** Start of GIVEN ENTRIES **

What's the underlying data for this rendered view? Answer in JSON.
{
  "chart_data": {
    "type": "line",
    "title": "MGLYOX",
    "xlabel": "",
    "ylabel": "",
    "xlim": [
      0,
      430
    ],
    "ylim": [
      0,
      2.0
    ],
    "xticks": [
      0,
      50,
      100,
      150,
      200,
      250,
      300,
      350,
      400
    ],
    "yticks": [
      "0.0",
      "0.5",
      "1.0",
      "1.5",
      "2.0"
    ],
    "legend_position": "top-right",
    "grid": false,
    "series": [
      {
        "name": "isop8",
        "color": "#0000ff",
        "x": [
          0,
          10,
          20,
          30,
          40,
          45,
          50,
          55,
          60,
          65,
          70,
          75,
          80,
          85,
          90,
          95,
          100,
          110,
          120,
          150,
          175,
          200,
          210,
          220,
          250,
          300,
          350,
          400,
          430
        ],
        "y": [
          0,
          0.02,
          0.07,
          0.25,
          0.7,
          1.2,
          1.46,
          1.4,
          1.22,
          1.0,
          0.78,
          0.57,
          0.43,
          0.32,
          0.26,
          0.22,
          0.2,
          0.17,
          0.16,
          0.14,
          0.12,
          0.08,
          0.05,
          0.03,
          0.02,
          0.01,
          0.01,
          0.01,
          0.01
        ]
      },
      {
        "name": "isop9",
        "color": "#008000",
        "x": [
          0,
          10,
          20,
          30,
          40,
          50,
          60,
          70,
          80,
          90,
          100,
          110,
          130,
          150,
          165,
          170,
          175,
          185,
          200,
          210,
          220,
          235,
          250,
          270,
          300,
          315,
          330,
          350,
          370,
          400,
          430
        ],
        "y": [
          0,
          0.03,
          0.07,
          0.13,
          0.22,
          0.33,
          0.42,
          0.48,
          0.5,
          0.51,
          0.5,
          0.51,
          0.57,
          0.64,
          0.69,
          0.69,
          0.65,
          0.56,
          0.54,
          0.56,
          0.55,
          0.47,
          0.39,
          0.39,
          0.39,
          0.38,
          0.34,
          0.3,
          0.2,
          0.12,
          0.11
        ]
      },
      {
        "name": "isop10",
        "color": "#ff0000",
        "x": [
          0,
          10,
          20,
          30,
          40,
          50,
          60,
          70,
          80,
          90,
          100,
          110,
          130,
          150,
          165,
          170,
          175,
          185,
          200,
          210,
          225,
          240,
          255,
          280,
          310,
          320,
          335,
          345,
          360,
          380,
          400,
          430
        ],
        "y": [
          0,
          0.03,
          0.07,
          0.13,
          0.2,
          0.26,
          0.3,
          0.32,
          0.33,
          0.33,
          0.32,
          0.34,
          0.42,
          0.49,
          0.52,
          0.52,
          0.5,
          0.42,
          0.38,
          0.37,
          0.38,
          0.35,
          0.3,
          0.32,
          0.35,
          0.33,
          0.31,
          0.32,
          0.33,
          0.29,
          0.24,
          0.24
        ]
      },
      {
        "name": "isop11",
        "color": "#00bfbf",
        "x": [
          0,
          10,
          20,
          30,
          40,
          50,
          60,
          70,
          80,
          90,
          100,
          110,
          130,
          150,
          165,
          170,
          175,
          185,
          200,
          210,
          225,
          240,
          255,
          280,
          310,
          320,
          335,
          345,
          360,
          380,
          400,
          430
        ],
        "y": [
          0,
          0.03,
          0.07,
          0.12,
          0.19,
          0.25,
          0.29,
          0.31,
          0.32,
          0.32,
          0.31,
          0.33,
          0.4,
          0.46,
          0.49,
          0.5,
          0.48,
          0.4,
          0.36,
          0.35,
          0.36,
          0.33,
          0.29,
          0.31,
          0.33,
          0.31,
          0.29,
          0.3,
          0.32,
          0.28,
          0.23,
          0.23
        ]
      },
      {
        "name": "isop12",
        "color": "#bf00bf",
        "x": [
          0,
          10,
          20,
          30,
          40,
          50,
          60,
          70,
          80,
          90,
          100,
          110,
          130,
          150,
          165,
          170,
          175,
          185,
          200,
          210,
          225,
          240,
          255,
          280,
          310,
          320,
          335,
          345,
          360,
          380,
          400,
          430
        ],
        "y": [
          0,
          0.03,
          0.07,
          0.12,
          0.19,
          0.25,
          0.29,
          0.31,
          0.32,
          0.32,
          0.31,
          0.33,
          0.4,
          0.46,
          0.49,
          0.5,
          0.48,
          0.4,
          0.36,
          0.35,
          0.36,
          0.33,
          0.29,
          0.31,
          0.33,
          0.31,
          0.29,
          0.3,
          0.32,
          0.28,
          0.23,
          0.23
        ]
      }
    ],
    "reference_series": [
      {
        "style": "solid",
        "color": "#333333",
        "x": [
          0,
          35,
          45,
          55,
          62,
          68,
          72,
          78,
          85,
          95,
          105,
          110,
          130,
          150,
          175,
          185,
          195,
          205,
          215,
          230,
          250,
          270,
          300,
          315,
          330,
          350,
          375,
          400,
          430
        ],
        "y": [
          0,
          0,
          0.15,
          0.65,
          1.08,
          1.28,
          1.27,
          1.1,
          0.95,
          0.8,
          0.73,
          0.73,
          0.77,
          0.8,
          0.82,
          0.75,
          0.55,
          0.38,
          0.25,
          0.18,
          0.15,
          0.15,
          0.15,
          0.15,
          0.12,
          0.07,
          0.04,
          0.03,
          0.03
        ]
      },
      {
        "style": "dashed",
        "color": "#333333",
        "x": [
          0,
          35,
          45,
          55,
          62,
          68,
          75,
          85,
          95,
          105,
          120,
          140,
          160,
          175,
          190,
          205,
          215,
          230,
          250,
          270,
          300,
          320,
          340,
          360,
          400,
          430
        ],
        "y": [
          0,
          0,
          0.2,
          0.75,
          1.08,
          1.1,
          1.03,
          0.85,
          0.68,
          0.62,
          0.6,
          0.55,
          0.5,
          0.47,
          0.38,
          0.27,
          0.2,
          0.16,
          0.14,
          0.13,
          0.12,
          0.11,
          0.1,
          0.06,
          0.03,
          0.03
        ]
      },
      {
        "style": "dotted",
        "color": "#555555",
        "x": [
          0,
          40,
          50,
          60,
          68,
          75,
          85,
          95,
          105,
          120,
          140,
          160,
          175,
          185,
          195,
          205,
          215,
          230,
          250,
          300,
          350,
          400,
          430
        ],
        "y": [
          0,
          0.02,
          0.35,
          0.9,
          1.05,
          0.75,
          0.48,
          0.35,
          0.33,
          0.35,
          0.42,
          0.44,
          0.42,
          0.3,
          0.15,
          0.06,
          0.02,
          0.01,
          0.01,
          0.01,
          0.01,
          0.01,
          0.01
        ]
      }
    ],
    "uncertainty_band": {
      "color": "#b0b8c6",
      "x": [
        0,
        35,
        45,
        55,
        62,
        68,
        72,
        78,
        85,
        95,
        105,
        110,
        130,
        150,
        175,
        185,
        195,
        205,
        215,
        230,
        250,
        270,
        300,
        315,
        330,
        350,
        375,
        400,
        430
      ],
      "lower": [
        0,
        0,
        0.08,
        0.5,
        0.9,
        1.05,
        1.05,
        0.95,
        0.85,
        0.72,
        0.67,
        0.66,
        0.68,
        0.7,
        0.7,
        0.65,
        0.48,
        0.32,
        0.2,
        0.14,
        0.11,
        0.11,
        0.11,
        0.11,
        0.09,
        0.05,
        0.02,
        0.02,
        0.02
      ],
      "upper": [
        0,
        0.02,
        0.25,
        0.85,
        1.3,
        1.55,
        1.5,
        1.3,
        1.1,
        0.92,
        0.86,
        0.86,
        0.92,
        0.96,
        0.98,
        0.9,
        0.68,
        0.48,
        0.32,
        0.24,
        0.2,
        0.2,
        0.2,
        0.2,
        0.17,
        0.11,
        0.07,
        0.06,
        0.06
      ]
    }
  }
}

** End of GIVEN ENTRIES **

▶ **WORK TO BE COMPLETED**
Retype the records that precede this task, keeping them exactly the same.

▶ **ANSWER FOR THE TASK**
What's the underlying data for this rendered view? Answer in JSON.
{
  "chart_data": {
    "type": "line",
    "title": "MGLYOX",
    "xlabel": "",
    "ylabel": "",
    "xlim": [
      0,
      430
    ],
    "ylim": [
      0,
      2.0
    ],
    "xticks": [
      0,
      50,
      100,
      150,
      200,
      250,
      300,
      350,
      400
    ],
    "yticks": [
      "0.0",
      "0.5",
      "1.0",
      "1.5",
      "2.0"
    ],
    "legend_position": "top-right",
    "grid": false,
    "series": [
      {
        "name": "isop8",
        "color": "#0000ff",
        "x": [
          0,
          10,
          20,
          30,
          40,
          45,
          50,
          55,
          60,
          65,
          70,
          75,
          80,
          85,
          90,
          95,
          100,
          110,
          120,
          150,
          175,
          200,
          210,
          220,
          250,
          300,
          350,
          400,
          430
        ],
        "y": [
          0,
          0.02,
          0.07,
          0.25,
          0.7,
          1.2,
          1.46,
          1.4,
          1.22,
          1.0,
          0.78,
          0.57,
          0.43,
          0.32,
          0.26,
          0.22,
          0.2,
          0.17,
          0.16,
          0.14,
          0.12,
          0.08,
          0.05,
          0.03,
          0.02,
          0.01,
          0.01,
          0.01,
          0.01
        ]
      },
      {
        "name": "isop9",
        "color": "#008000",
        "x": [
          0,
          10,
          20,
          30,
          40,
          50,
          60,
          70,
          80,
          90,
          100,
          110,
          130,
          150,
          165,
          170,
          175,
          185,
          200,
          210,
          220,
          235,
          250,
          270,
          300,
          315,
          330,
          350,
          370,
          400,
          430
        ],
        "y": [
          0,
          0.03,
          0.07,
          0.13,
          0.22,
          0.33,
          0.42,
          0.48,
          0.5,
          0.51,
          0.5,
          0.51,
          0.57,
          0.64,
          0.69,
          0.69,
          0.65,
          0.56,
          0.54,
          0.56,
          0.55,
          0.47,
          0.39,
          0.39,
          0.39,
          0.38,
          0.34,
          0.3,
          0.2,
          0.12,
          0.11
        ]
      },
      {
        "name": "isop10",
        "color": "#ff0000",
        "x": [
          0,
          10,
          20,
          30,
          40,
          50,
          60,
          70,
          80,
          90,
          100,
          110,
          130,
          150,
          165,
          170,
          175,
          185,
          200,
          210,
          225,
          240,
          255,
          280,
          310,
          320,
          335,
          345,
          360,
          380,
          400,
          430
        ],
        "y": [
          0,
          0.03,
          0.07,
          0.13,
          0.2,
          0.26,
          0.3,
          0.32,
          0.33,
          0.33,
          0.32,
          0.34,
          0.42,
          0.49,
          0.52,
          0.52,
          0.5,
          0.42,
          0.38,
          0.37,
          0.38,
          0.35,
          0.3,
          0.32,
          0.35,
          0.33,
          0.31,
          0.32,
          0.33,
          0.29,
          0.24,
          0.24
        ]
      },
      {
        "name": "isop11",
        "color": "#00bfbf",
        "x": [
          0,
          10,
          20,
          30,
          40,
          50,
          60,
          70,
          80,
          90,
          100,
          110,
          130,
          150,
          165,
          170,
          175,
          185,
          200,
          210,
          225,
          240,
          255,
          280,
          310,
          320,
          335,
          345,
          360,
          380,
          400,
          430
        ],
        "y": [
          0,
          0.03,
          0.07,
          0.12,
          0.19,
          0.25,
          0.29,
          0.31,
          0.32,
          0.32,
          0.31,
          0.33,
          0.4,
          0.46,
          0.49,
          0.5,
          0.48,
          0.4,
          0.36,
          0.35,
          0.36,
          0.33,
          0.29,
          0.31,
          0.33,
          0.31,
          0.29,
          0.3,
          0.32,
          0.28,
          0.23,
          0.23
        ]
      },
      {
        "name": "isop12",
        "color": "#bf00bf",
        "x": [
          0,
          10,
          20,
          30,
          40,
          50,
          60,
          70,
          80,
          90,
          100,
          110,
          130,
          150,
          165,
          170,
          175,
          185,
          200,
          210,
          225,
          240,
          255,
          280,
          310,
          320,
          335,
          345,
          360,
          380,
          400,
          430
        ],
        "y": [
          0,
          0.03,
          0.07,
          0.12,
          0.19,
          0.25,
          0.29,
          0.31,
          0.32,
          0.32,
          0.31,
          0.33,
          0.4,
          0.46,
          0.49,
          0.5,
          0.48,
          0.4,
          0.36,
          0.35,
          0.36,
          0.33,
          0.29,
          0.31,
          0.33,
          0.31,
          0.29,
          0.3,
          0.32,
          0.28,
          0.23,
          0.23
        ]
      }
    ],
    "reference_series": [
      {
        "style": "solid",
        "color": "#333333",
        "x": [
          0,
          35,
          45,
          55,
          62,
          68,
          72,
          78,
          85,
          95,
          105,
          110,
          130,
          150,
          175,
          185,
          195,
          205,
          215,
          230,
          250,
          270,
          300,
          315,
          330,
          350,
          375,
          400,
          430
        ],
        "y": [
          0,
          0,
          0.15,
          0.65,
          1.08,
          1.28,
          1.27,
          1.1,
          0.95,
          0.8,
          0.73,
          0.73,
          0.77,
          0.8,
          0.82,
          0.75,
          0.55,
          0.38,
          0.25,
          0.18,
          0.15,
          0.15,
          0.15,
          0.15,
          0.12,
          0.07,
          0.04,
          0.03,
          0.03
        ]
      },
      {
        "style": "dashed",
        "color": "#333333",
        "x": [
          0,
          35,
          45,
          55,
          62,
          68,
          75,
          85,
          95,
          105,
          120,
          140,
          160,
          175,
          190,
          205,
          215,
          230,
          250,
          270,
          300,
          320,
          340,
          360,
          400,
          430
        ],
        "y": [
          0,
          0,
          0.2,
          0.75,
          1.08,
          1.1,
          1.03,
          0.85,
          0.68,
          0.62,
          0.6,
          0.55,
          0.5,
          0.47,
          0.38,
          0.27,
          0.2,
          0.16,
          0.14,
          0.13,
          0.12,
          0.11,
          0.1,
          0.06,
          0.03,
          0.03
        ]
      },
      {
        "style": "dotted",
        "color": "#555555",
        "x": [
          0,
          40,
          50,
          60,
          68,
          75,
          85,
          95,
          105,
          120,
          140,
          160,
          175,
          185,
          195,
          205,
          215,
          230,
          250,
          300,
          350,
          400,
          430
        ],
        "y": [
          0,
          0.02,
          0.35,
          0.9,
          1.05,
          0.75,
          0.48,
          0.35,
          0.33,
          0.35,
          0.42,
          0.44,
          0.42,
          0.3,
          0.15,
          0.06,
          0.02,
          0.01,
          0.01,
          0.01,
          0.01,
          0.01,
          0.01
        ]
      }
    ],
    "uncertainty_band": {
      "color": "#b0b8c6",
      "x": [
        0,
        35,
        45,
        55,
        62,
        68,
        72,
        78,
        85,
        95,
        105,
        110,
        130,
        150,
        175,
        185,
        195,
        205,
        215,
        230,
        250,
        270,
        300,
        315,
        330,
        350,
        375,
        400,
        430
      ],
      "lower": [
        0,
        0,
        0.08,
        0.5,
        0.9,
        1.05,
        1.05,
        0.95,
        0.85,
        0.72,
        0.67,
        0.66,
        0.68,
        0.7,
        0.7,
        0.65,
        0.48,
        0.32,
        0.2,
        0.14,
        0.11,
        0.11,
        0.11,
        0.11,
        0.09,
        0.05,
        0.02,
        0.02,
        0.02
      ],
      "upper": [
        0,
        0.02,
        0.25,
        0.85,
        1.3,
        1.55,
        1.5,
        1.3,
        1.1,
        0.92,
        0.86,
        0.86,
        0.92,
        0.96,
        0.98,
        0.9,
        0.68,
        0.48,
        0.32,
        0.24,
        0.2,
        0.2,
        0.2,
        0.2,
        0.17,
        0.11,
        0.07,
        0.06,
        0.06
      ]
    }
  }
}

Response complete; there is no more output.